_Required work:_
Look below for the line with "Output the text content of this document.", then repeat it and all lines after it, exactly, minus any pictures.

__________________________________________________

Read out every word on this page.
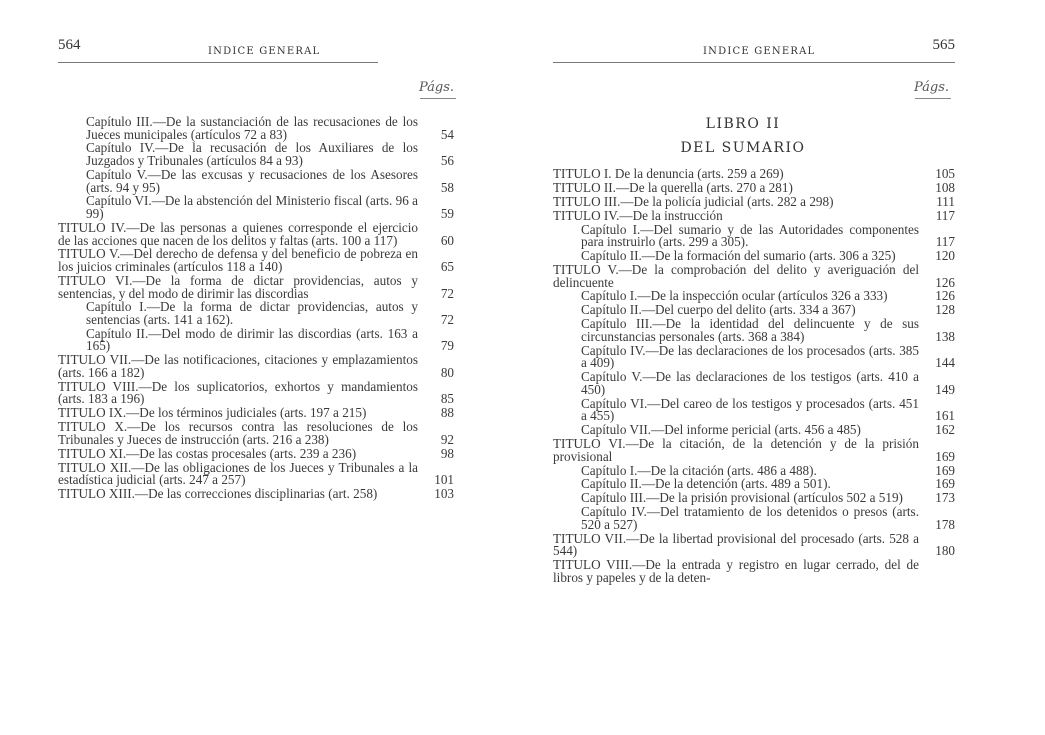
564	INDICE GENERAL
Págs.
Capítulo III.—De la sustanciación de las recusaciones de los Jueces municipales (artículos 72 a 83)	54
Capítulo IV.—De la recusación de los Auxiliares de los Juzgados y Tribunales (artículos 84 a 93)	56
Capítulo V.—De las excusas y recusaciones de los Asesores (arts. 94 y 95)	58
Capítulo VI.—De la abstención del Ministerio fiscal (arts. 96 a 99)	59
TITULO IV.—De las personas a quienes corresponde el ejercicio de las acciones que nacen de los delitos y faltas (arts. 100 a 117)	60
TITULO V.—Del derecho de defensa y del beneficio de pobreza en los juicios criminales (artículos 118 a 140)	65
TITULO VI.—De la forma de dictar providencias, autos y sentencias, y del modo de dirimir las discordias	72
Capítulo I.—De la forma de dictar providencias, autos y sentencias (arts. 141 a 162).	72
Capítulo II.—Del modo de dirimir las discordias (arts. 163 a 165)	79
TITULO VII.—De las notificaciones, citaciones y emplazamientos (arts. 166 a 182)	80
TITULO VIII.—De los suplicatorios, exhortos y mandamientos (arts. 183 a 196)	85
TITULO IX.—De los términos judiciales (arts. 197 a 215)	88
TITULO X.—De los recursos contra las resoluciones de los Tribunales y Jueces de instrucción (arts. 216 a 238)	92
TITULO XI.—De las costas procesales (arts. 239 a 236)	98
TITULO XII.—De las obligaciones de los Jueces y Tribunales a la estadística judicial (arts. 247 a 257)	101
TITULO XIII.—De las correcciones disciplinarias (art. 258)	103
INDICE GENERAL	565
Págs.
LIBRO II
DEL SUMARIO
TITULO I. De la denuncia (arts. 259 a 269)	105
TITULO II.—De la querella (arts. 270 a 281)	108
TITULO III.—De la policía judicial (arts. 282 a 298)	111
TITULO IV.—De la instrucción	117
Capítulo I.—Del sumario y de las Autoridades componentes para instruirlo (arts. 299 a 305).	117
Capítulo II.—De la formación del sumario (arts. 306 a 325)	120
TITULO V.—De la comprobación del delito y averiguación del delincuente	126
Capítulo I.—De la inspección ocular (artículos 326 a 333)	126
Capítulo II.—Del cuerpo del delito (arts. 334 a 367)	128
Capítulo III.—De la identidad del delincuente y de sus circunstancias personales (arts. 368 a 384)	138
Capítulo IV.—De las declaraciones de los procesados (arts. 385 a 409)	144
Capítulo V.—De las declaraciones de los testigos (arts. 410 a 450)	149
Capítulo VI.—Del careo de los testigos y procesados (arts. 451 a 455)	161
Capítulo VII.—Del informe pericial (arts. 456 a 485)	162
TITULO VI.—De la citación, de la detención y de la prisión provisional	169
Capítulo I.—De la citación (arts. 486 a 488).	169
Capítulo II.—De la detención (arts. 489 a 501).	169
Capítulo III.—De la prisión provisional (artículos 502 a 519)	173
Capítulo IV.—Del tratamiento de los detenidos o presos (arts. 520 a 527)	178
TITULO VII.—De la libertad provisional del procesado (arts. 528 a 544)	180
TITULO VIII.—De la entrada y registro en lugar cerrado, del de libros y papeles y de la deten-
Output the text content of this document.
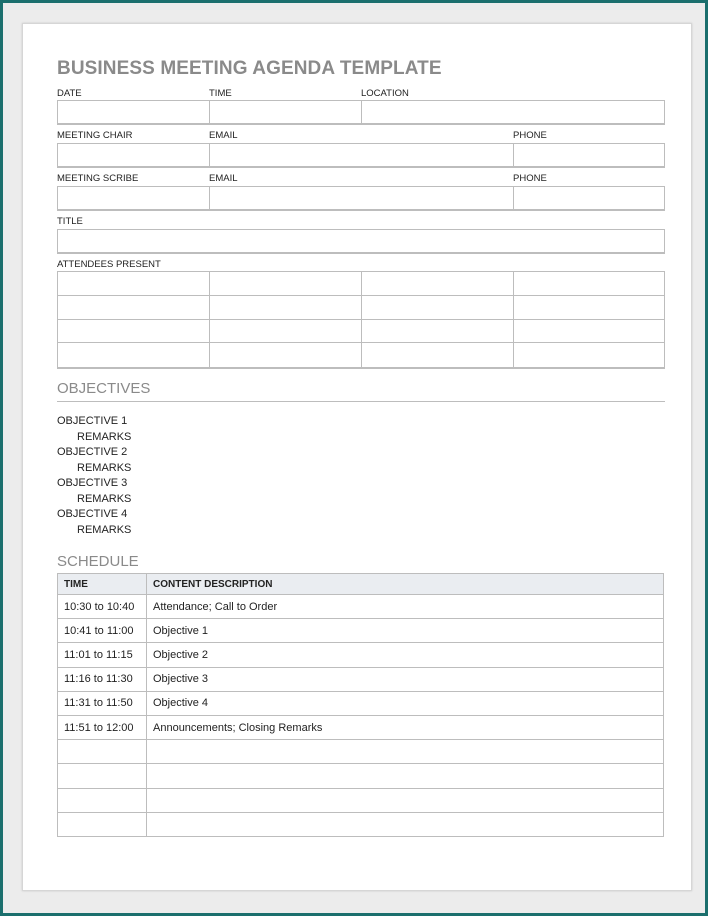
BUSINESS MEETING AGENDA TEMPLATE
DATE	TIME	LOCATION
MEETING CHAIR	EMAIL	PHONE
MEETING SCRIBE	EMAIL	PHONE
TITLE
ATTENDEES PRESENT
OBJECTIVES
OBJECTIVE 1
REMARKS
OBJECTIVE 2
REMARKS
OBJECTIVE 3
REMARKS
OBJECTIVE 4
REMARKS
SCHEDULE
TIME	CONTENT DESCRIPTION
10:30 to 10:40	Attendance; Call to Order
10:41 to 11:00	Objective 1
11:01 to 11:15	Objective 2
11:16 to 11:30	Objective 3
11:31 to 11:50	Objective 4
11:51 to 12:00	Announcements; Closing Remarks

__________________________________________________

_Output for this exercise:_
Output the text content of this document.
BUSINESS MEETING AGENDA TEMPLATE
DATE	TIME	LOCATION
MEETING CHAIR	EMAIL	PHONE
MEETING SCRIBE	EMAIL	PHONE
TITLE
ATTENDEES PRESENT
OBJECTIVES
OBJECTIVE 1
REMARKS
OBJECTIVE 2
REMARKS
OBJECTIVE 3
REMARKS
OBJECTIVE 4
REMARKS
SCHEDULE
TIME	CONTENT DESCRIPTION
10:30 to 10:40	Attendance; Call to Order
10:41 to 11:00	Objective 1
11:01 to 11:15	Objective 2
11:16 to 11:30	Objective 3
11:31 to 11:50	Objective 4
11:51 to 12:00	Announcements; Closing Remarks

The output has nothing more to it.